**Instructions to follow:** From the listing below, copy every line with the word "stained".

----

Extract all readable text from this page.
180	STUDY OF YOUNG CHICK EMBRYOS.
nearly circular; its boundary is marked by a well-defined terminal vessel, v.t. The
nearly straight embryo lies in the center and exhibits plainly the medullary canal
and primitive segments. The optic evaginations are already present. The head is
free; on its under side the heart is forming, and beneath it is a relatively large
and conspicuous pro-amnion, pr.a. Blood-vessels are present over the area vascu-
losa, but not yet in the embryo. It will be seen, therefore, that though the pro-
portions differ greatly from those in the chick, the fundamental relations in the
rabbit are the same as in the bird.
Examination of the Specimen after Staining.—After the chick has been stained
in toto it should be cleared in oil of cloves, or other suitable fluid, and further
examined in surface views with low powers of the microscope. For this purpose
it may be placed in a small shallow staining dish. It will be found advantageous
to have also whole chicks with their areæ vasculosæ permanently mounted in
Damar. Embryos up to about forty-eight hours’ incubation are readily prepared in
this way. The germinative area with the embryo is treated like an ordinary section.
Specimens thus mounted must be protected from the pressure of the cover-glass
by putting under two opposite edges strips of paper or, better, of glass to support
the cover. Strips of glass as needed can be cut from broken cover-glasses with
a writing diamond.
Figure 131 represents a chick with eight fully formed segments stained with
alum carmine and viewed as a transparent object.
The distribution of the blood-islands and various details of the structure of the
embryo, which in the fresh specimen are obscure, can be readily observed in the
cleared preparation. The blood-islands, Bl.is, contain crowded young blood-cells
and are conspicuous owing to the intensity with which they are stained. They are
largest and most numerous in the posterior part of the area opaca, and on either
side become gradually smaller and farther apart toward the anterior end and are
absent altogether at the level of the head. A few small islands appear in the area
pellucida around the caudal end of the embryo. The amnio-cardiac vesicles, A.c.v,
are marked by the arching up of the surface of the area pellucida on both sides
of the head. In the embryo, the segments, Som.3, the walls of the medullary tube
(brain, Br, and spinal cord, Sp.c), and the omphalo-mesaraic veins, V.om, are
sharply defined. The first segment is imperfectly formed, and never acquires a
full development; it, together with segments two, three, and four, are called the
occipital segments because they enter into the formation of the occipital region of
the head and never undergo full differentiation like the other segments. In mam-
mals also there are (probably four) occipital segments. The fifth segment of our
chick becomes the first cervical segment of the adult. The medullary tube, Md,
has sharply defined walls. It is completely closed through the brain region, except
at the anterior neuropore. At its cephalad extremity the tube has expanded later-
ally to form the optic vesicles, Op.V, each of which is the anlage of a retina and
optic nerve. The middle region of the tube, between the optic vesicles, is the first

----

**Output for this exercise:**
Examination of the Specimen after Staining.—After the chick has been stained
Figure 131 represents a chick with eight fully formed segments stained with
and are conspicuous owing to the intensity with which they are stained. They are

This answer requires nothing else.